**DATA FOR REVIEW:**
+ + + +

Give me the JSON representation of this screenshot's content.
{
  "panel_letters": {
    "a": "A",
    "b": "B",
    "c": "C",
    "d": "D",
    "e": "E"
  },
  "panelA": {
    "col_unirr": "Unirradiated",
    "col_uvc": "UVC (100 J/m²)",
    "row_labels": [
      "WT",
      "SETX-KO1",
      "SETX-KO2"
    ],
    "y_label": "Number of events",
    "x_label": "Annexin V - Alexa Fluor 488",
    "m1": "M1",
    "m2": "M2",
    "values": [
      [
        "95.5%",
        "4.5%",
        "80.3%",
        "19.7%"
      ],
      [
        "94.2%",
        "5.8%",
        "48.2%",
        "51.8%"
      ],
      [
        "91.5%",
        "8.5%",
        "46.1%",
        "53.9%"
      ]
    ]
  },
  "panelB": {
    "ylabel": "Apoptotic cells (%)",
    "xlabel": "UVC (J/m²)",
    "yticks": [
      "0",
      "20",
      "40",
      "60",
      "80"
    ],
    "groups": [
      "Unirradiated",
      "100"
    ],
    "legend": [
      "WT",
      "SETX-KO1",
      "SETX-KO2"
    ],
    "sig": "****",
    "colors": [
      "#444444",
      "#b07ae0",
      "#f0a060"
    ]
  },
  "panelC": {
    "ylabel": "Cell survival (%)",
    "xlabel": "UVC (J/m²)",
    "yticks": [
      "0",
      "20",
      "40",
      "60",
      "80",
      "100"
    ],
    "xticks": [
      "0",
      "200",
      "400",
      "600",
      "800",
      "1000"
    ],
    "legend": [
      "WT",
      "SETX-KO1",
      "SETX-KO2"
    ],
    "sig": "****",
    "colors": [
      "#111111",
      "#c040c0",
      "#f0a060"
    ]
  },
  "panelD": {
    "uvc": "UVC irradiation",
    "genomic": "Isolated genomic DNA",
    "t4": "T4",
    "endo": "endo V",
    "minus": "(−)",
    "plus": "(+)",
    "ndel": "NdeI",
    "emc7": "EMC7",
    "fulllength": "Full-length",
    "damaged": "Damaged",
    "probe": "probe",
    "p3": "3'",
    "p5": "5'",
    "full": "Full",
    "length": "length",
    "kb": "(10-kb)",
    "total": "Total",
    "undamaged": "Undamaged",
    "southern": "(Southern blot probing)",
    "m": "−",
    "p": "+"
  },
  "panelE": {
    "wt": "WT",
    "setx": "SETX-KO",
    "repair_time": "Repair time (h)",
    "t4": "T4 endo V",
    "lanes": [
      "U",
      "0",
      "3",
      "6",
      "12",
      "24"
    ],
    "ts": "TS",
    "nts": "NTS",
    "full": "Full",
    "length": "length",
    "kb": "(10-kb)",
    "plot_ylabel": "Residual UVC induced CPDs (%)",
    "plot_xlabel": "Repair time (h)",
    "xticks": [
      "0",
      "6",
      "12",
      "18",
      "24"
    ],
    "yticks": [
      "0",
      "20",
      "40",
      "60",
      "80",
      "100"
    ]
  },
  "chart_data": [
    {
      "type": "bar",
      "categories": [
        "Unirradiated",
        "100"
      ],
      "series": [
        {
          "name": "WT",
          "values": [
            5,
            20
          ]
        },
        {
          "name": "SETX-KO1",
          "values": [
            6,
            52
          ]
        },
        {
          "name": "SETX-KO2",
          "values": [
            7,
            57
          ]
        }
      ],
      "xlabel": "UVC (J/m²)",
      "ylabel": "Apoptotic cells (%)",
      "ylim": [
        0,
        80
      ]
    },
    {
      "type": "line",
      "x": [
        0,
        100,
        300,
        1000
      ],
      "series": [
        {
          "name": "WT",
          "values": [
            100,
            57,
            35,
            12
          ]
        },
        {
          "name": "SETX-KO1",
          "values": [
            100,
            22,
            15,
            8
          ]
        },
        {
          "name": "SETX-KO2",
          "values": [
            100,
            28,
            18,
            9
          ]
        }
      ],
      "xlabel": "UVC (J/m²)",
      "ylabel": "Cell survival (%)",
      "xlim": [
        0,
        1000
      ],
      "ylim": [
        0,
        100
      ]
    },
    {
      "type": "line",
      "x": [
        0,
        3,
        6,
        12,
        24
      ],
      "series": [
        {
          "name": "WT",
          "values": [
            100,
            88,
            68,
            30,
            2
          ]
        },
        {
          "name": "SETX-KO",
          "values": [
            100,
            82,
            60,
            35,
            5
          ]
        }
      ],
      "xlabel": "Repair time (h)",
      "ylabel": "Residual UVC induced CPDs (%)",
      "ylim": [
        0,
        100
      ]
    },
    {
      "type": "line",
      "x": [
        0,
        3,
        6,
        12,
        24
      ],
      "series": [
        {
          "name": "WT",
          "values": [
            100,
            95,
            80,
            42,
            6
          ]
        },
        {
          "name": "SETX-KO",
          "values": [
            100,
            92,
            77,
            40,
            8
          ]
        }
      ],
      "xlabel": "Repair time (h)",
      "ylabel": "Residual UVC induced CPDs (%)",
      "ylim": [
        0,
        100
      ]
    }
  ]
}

+ + + +

**WHAT YOU WILL DO:** Please output the records shown above, with every character intact.

**EXERCISE ANSWER:**
Give me the JSON representation of this screenshot's content.
{
  "panel_letters": {
    "a": "A",
    "b": "B",
    "c": "C",
    "d": "D",
    "e": "E"
  },
  "panelA": {
    "col_unirr": "Unirradiated",
    "col_uvc": "UVC (100 J/m²)",
    "row_labels": [
      "WT",
      "SETX-KO1",
      "SETX-KO2"
    ],
    "y_label": "Number of events",
    "x_label": "Annexin V - Alexa Fluor 488",
    "m1": "M1",
    "m2": "M2",
    "values": [
      [
        "95.5%",
        "4.5%",
        "80.3%",
        "19.7%"
      ],
      [
        "94.2%",
        "5.8%",
        "48.2%",
        "51.8%"
      ],
      [
        "91.5%",
        "8.5%",
        "46.1%",
        "53.9%"
      ]
    ]
  },
  "panelB": {
    "ylabel": "Apoptotic cells (%)",
    "xlabel": "UVC (J/m²)",
    "yticks": [
      "0",
      "20",
      "40",
      "60",
      "80"
    ],
    "groups": [
      "Unirradiated",
      "100"
    ],
    "legend": [
      "WT",
      "SETX-KO1",
      "SETX-KO2"
    ],
    "sig": "****",
    "colors": [
      "#444444",
      "#b07ae0",
      "#f0a060"
    ]
  },
  "panelC": {
    "ylabel": "Cell survival (%)",
    "xlabel": "UVC (J/m²)",
    "yticks": [
      "0",
      "20",
      "40",
      "60",
      "80",
      "100"
    ],
    "xticks": [
      "0",
      "200",
      "400",
      "600",
      "800",
      "1000"
    ],
    "legend": [
      "WT",
      "SETX-KO1",
      "SETX-KO2"
    ],
    "sig": "****",
    "colors": [
      "#111111",
      "#c040c0",
      "#f0a060"
    ]
  },
  "panelD": {
    "uvc": "UVC irradiation",
    "genomic": "Isolated genomic DNA",
    "t4": "T4",
    "endo": "endo V",
    "minus": "(−)",
    "plus": "(+)",
    "ndel": "NdeI",
    "emc7": "EMC7",
    "fulllength": "Full-length",
    "damaged": "Damaged",
    "probe": "probe",
    "p3": "3'",
    "p5": "5'",
    "full": "Full",
    "length": "length",
    "kb": "(10-kb)",
    "total": "Total",
    "undamaged": "Undamaged",
    "southern": "(Southern blot probing)",
    "m": "−",
    "p": "+"
  },
  "panelE": {
    "wt": "WT",
    "setx": "SETX-KO",
    "repair_time": "Repair time (h)",
    "t4": "T4 endo V",
    "lanes": [
      "U",
      "0",
      "3",
      "6",
      "12",
      "24"
    ],
    "ts": "TS",
    "nts": "NTS",
    "full": "Full",
    "length": "length",
    "kb": "(10-kb)",
    "plot_ylabel": "Residual UVC induced CPDs (%)",
    "plot_xlabel": "Repair time (h)",
    "xticks": [
      "0",
      "6",
      "12",
      "18",
      "24"
    ],
    "yticks": [
      "0",
      "20",
      "40",
      "60",
      "80",
      "100"
    ]
  },
  "chart_data": [
    {
      "type": "bar",
      "categories": [
        "Unirradiated",
        "100"
      ],
      "series": [
        {
          "name": "WT",
          "values": [
            5,
            20
          ]
        },
        {
          "name": "SETX-KO1",
          "values": [
            6,
            52
          ]
        },
        {
          "name": "SETX-KO2",
          "values": [
            7,
            57
          ]
        }
      ],
      "xlabel": "UVC (J/m²)",
      "ylabel": "Apoptotic cells (%)",
      "ylim": [
        0,
        80
      ]
    },
    {
      "type": "line",
      "x": [
        0,
        100,
        300,
        1000
      ],
      "series": [
        {
          "name": "WT",
          "values": [
            100,
            57,
            35,
            12
          ]
        },
        {
          "name": "SETX-KO1",
          "values": [
            100,
            22,
            15,
            8
          ]
        },
        {
          "name": "SETX-KO2",
          "values": [
            100,
            28,
            18,
            9
          ]
        }
      ],
      "xlabel": "UVC (J/m²)",
      "ylabel": "Cell survival (%)",
      "xlim": [
        0,
        1000
      ],
      "ylim": [
        0,
        100
      ]
    },
    {
      "type": "line",
      "x": [
        0,
        3,
        6,
        12,
        24
      ],
      "series": [
        {
          "name": "WT",
          "values": [
            100,
            88,
            68,
            30,
            2
          ]
        },
        {
          "name": "SETX-KO",
          "values": [
            100,
            82,
            60,
            35,
            5
          ]
        }
      ],
      "xlabel": "Repair time (h)",
      "ylabel": "Residual UVC induced CPDs (%)",
      "ylim": [
        0,
        100
      ]
    },
    {
      "type": "line",
      "x": [
        0,
        3,
        6,
        12,
        24
      ],
      "series": [
        {
          "name": "WT",
          "values": [
            100,
            95,
            80,
            42,
            6
          ]
        },
        {
          "name": "SETX-KO",
          "values": [
            100,
            92,
            77,
            40,
            8
          ]
        }
      ],
      "xlabel": "Repair time (h)",
      "ylabel": "Residual UVC induced CPDs (%)",
      "ylim": [
        0,
        100
      ]
    }
  ]
}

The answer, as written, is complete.